Copy everything in the data below exactly except the pictures.

╭──

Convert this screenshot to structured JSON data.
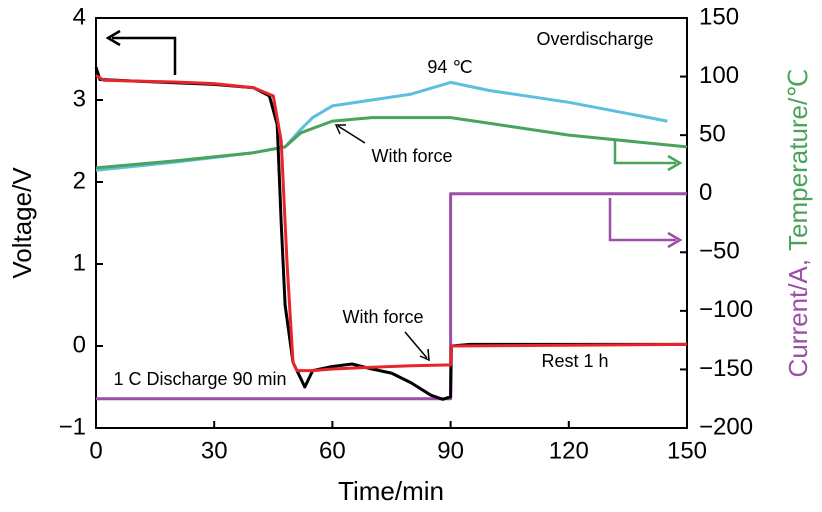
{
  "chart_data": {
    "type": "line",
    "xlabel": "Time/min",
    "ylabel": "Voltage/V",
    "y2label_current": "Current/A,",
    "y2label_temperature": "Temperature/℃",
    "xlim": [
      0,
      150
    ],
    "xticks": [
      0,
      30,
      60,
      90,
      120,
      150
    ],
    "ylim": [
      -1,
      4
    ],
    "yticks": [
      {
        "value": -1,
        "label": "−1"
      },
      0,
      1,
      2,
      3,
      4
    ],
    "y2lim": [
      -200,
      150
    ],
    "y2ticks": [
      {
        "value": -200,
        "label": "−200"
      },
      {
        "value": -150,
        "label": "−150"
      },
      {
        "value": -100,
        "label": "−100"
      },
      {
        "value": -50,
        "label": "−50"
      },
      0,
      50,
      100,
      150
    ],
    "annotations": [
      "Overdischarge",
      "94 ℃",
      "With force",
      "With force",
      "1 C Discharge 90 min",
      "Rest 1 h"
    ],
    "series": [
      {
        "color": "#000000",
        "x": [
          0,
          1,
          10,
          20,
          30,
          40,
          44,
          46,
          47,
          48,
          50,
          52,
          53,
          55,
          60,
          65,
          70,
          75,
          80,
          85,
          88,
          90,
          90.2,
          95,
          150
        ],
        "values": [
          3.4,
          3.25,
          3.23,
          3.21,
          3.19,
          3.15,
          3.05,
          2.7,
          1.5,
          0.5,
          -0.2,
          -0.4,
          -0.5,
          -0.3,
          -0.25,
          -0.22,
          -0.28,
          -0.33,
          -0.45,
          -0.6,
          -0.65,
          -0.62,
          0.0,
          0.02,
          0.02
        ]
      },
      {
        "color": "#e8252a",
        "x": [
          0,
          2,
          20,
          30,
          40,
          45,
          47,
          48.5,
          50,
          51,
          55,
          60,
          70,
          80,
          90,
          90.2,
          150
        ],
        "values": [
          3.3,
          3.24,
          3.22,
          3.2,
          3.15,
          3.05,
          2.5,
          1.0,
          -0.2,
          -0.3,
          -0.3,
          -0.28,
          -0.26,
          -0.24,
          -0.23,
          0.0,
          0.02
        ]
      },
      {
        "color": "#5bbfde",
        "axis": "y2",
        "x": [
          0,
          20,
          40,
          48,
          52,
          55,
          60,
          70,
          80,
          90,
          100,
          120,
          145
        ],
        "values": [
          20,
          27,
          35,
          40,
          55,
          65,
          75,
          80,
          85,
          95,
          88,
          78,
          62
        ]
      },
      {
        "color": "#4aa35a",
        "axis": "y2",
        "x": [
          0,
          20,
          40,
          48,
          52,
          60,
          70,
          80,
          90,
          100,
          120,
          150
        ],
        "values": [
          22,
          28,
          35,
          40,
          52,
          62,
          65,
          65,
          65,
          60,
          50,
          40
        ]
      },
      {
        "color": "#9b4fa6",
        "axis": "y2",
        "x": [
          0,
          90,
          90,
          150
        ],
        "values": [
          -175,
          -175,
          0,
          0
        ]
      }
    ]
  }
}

╰──

■ FINISHED TASK ■
Convert this screenshot to structured JSON data.
{
  "chart_data": {
    "type": "line",
    "xlabel": "Time/min",
    "ylabel": "Voltage/V",
    "y2label_current": "Current/A,",
    "y2label_temperature": "Temperature/℃",
    "xlim": [
      0,
      150
    ],
    "xticks": [
      0,
      30,
      60,
      90,
      120,
      150
    ],
    "ylim": [
      -1,
      4
    ],
    "yticks": [
      {
        "value": -1,
        "label": "−1"
      },
      0,
      1,
      2,
      3,
      4
    ],
    "y2lim": [
      -200,
      150
    ],
    "y2ticks": [
      {
        "value": -200,
        "label": "−200"
      },
      {
        "value": -150,
        "label": "−150"
      },
      {
        "value": -100,
        "label": "−100"
      },
      {
        "value": -50,
        "label": "−50"
      },
      0,
      50,
      100,
      150
    ],
    "annotations": [
      "Overdischarge",
      "94 ℃",
      "With force",
      "With force",
      "1 C Discharge 90 min",
      "Rest 1 h"
    ],
    "series": [
      {
        "color": "#000000",
        "x": [
          0,
          1,
          10,
          20,
          30,
          40,
          44,
          46,
          47,
          48,
          50,
          52,
          53,
          55,
          60,
          65,
          70,
          75,
          80,
          85,
          88,
          90,
          90.2,
          95,
          150
        ],
        "values": [
          3.4,
          3.25,
          3.23,
          3.21,
          3.19,
          3.15,
          3.05,
          2.7,
          1.5,
          0.5,
          -0.2,
          -0.4,
          -0.5,
          -0.3,
          -0.25,
          -0.22,
          -0.28,
          -0.33,
          -0.45,
          -0.6,
          -0.65,
          -0.62,
          0.0,
          0.02,
          0.02
        ]
      },
      {
        "color": "#e8252a",
        "x": [
          0,
          2,
          20,
          30,
          40,
          45,
          47,
          48.5,
          50,
          51,
          55,
          60,
          70,
          80,
          90,
          90.2,
          150
        ],
        "values": [
          3.3,
          3.24,
          3.22,
          3.2,
          3.15,
          3.05,
          2.5,
          1.0,
          -0.2,
          -0.3,
          -0.3,
          -0.28,
          -0.26,
          -0.24,
          -0.23,
          0.0,
          0.02
        ]
      },
      {
        "color": "#5bbfde",
        "axis": "y2",
        "x": [
          0,
          20,
          40,
          48,
          52,
          55,
          60,
          70,
          80,
          90,
          100,
          120,
          145
        ],
        "values": [
          20,
          27,
          35,
          40,
          55,
          65,
          75,
          80,
          85,
          95,
          88,
          78,
          62
        ]
      },
      {
        "color": "#4aa35a",
        "axis": "y2",
        "x": [
          0,
          20,
          40,
          48,
          52,
          60,
          70,
          80,
          90,
          100,
          120,
          150
        ],
        "values": [
          22,
          28,
          35,
          40,
          52,
          62,
          65,
          65,
          65,
          60,
          50,
          40
        ]
      },
      {
        "color": "#9b4fa6",
        "axis": "y2",
        "x": [
          0,
          90,
          90,
          150
        ],
        "values": [
          -175,
          -175,
          0,
          0
        ]
      }
    ]
  }
}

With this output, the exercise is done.